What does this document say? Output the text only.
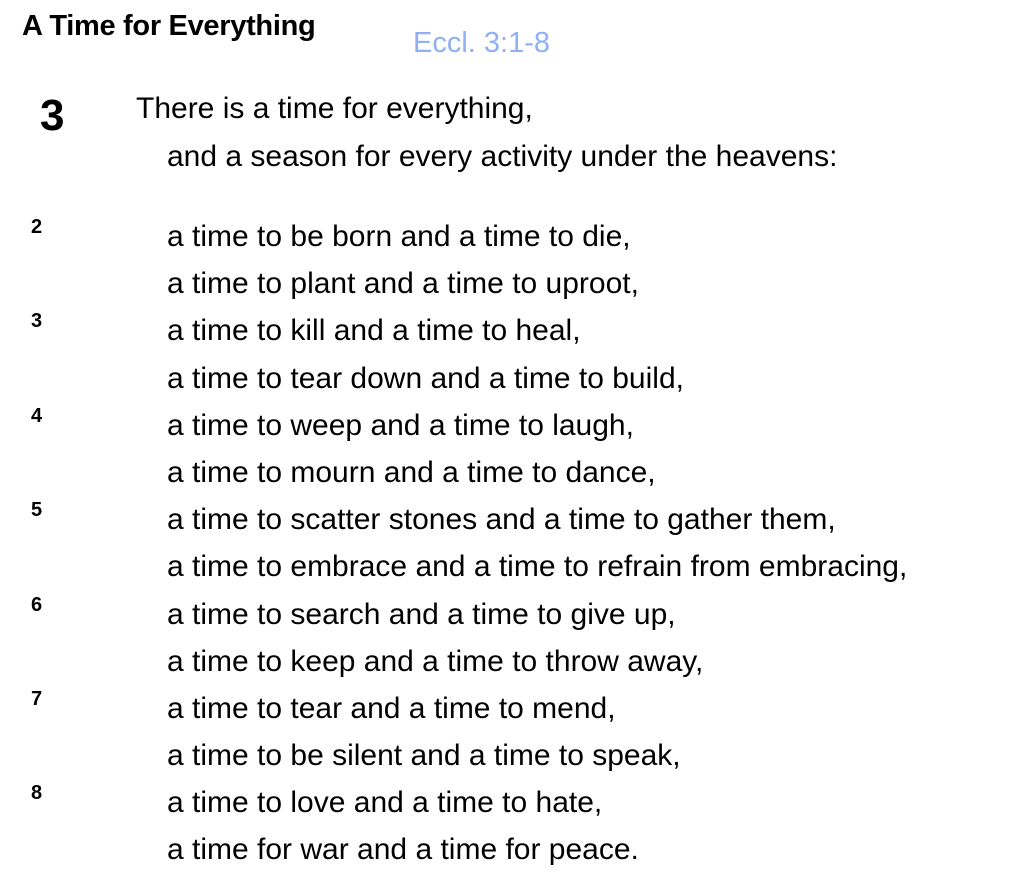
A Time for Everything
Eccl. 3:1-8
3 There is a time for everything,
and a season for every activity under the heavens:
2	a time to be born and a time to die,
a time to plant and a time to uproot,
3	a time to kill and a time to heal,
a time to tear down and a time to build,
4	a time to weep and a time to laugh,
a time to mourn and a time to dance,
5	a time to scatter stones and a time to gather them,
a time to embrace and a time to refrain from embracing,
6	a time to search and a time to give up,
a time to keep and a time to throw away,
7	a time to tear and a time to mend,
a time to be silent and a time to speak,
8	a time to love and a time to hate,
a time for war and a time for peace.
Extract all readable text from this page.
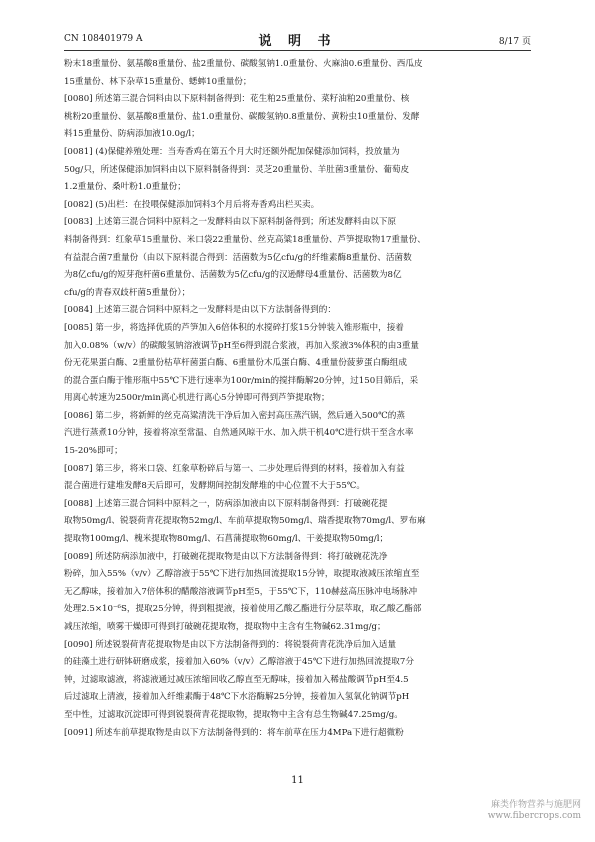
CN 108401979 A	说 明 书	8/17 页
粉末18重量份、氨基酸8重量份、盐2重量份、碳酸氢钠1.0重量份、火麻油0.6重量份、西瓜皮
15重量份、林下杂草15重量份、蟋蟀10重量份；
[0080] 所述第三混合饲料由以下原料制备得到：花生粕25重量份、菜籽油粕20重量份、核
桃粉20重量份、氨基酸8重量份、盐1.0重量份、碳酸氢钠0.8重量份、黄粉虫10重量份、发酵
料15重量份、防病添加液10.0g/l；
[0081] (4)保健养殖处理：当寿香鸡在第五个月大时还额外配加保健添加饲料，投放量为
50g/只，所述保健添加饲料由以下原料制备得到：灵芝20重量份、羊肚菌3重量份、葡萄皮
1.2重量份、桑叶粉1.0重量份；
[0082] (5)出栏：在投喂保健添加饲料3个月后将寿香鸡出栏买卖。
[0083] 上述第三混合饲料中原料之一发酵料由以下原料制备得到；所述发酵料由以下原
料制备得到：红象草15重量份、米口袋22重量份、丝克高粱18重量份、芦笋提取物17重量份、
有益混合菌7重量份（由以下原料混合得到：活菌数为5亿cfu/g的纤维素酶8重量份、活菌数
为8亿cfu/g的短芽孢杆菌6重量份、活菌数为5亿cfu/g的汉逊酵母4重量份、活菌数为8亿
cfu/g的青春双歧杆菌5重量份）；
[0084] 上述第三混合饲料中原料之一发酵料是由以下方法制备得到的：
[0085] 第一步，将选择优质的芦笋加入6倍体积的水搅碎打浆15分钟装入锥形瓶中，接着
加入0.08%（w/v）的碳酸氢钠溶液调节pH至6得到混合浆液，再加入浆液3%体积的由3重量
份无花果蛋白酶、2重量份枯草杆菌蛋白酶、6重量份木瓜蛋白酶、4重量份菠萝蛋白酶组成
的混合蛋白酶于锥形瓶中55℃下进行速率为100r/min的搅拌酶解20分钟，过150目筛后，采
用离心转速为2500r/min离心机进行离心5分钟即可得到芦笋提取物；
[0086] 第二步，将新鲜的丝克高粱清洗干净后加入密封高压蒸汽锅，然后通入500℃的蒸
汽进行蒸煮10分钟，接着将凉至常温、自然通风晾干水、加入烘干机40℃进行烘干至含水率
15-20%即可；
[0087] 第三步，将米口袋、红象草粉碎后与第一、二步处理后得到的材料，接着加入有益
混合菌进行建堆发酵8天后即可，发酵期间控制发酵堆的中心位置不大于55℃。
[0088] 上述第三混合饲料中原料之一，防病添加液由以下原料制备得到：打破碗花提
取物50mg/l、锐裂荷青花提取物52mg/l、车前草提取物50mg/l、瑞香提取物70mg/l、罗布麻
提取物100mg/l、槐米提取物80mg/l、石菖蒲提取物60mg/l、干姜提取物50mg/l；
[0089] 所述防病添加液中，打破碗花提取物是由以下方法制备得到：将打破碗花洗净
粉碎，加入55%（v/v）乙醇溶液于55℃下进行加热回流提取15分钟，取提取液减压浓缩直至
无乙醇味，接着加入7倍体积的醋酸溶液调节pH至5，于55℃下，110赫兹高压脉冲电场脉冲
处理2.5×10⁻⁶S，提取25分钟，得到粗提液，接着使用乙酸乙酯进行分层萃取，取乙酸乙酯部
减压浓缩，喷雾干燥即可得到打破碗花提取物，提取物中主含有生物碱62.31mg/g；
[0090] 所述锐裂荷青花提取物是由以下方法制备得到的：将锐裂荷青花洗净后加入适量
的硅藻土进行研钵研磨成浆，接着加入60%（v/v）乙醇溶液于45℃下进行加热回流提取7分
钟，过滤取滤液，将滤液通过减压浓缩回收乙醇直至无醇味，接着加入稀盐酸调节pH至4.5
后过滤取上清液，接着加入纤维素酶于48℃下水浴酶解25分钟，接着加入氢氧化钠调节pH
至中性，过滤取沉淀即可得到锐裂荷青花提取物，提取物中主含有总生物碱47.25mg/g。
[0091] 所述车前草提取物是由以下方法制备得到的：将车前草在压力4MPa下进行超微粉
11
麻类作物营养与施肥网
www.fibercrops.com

Exercise objective: Write every record out again exactly; no pictures belong in the copy.

In response:
What does this document say? Output the text only.
A Time for Everything
Eccl. 3:1-8
3 There is a time for everything,
and a season for every activity under the heavens:
2	a time to be born and a time to die,
a time to plant and a time to uproot,
3	a time to kill and a time to heal,
a time to tear down and a time to build,
4	a time to weep and a time to laugh,
a time to mourn and a time to dance,
5	a time to scatter stones and a time to gather them,
a time to embrace and a time to refrain from embracing,
6	a time to search and a time to give up,
a time to keep and a time to throw away,
7	a time to tear and a time to mend,
a time to be silent and a time to speak,
8	a time to love and a time to hate,
a time for war and a time for peace.
Extract all readable text from this page.
CN 108401979 A	说 明 书	8/17 页
粉末18重量份、氨基酸8重量份、盐2重量份、碳酸氢钠1.0重量份、火麻油0.6重量份、西瓜皮
15重量份、林下杂草15重量份、蟋蟀10重量份；
[0080] 所述第三混合饲料由以下原料制备得到：花生粕25重量份、菜籽油粕20重量份、核
桃粉20重量份、氨基酸8重量份、盐1.0重量份、碳酸氢钠0.8重量份、黄粉虫10重量份、发酵
料15重量份、防病添加液10.0g/l；
[0081] (4)保健养殖处理：当寿香鸡在第五个月大时还额外配加保健添加饲料，投放量为
50g/只，所述保健添加饲料由以下原料制备得到：灵芝20重量份、羊肚菌3重量份、葡萄皮
1.2重量份、桑叶粉1.0重量份；
[0082] (5)出栏：在投喂保健添加饲料3个月后将寿香鸡出栏买卖。
[0083] 上述第三混合饲料中原料之一发酵料由以下原料制备得到；所述发酵料由以下原
料制备得到：红象草15重量份、米口袋22重量份、丝克高粱18重量份、芦笋提取物17重量份、
有益混合菌7重量份（由以下原料混合得到：活菌数为5亿cfu/g的纤维素酶8重量份、活菌数
为8亿cfu/g的短芽孢杆菌6重量份、活菌数为5亿cfu/g的汉逊酵母4重量份、活菌数为8亿
cfu/g的青春双歧杆菌5重量份）；
[0084] 上述第三混合饲料中原料之一发酵料是由以下方法制备得到的：
[0085] 第一步，将选择优质的芦笋加入6倍体积的水搅碎打浆15分钟装入锥形瓶中，接着
加入0.08%（w/v）的碳酸氢钠溶液调节pH至6得到混合浆液，再加入浆液3%体积的由3重量
份无花果蛋白酶、2重量份枯草杆菌蛋白酶、6重量份木瓜蛋白酶、4重量份菠萝蛋白酶组成
的混合蛋白酶于锥形瓶中55℃下进行速率为100r/min的搅拌酶解20分钟，过150目筛后，采
用离心转速为2500r/min离心机进行离心5分钟即可得到芦笋提取物；
[0086] 第二步，将新鲜的丝克高粱清洗干净后加入密封高压蒸汽锅，然后通入500℃的蒸
汽进行蒸煮10分钟，接着将凉至常温、自然通风晾干水、加入烘干机40℃进行烘干至含水率
15-20%即可；
[0087] 第三步，将米口袋、红象草粉碎后与第一、二步处理后得到的材料，接着加入有益
混合菌进行建堆发酵8天后即可，发酵期间控制发酵堆的中心位置不大于55℃。
[0088] 上述第三混合饲料中原料之一，防病添加液由以下原料制备得到：打破碗花提
取物50mg/l、锐裂荷青花提取物52mg/l、车前草提取物50mg/l、瑞香提取物70mg/l、罗布麻
提取物100mg/l、槐米提取物80mg/l、石菖蒲提取物60mg/l、干姜提取物50mg/l；
[0089] 所述防病添加液中，打破碗花提取物是由以下方法制备得到：将打破碗花洗净
粉碎，加入55%（v/v）乙醇溶液于55℃下进行加热回流提取15分钟，取提取液减压浓缩直至
无乙醇味，接着加入7倍体积的醋酸溶液调节pH至5，于55℃下，110赫兹高压脉冲电场脉冲
处理2.5×10⁻⁶S，提取25分钟，得到粗提液，接着使用乙酸乙酯进行分层萃取，取乙酸乙酯部
减压浓缩，喷雾干燥即可得到打破碗花提取物，提取物中主含有生物碱62.31mg/g；
[0090] 所述锐裂荷青花提取物是由以下方法制备得到的：将锐裂荷青花洗净后加入适量
的硅藻土进行研钵研磨成浆，接着加入60%（v/v）乙醇溶液于45℃下进行加热回流提取7分
钟，过滤取滤液，将滤液通过减压浓缩回收乙醇直至无醇味，接着加入稀盐酸调节pH至4.5
后过滤取上清液，接着加入纤维素酶于48℃下水浴酶解25分钟，接着加入氢氧化钠调节pH
至中性，过滤取沉淀即可得到锐裂荷青花提取物，提取物中主含有总生物碱47.25mg/g。
[0091] 所述车前草提取物是由以下方法制备得到的：将车前草在压力4MPa下进行超微粉
11
麻类作物营养与施肥网
www.fibercrops.com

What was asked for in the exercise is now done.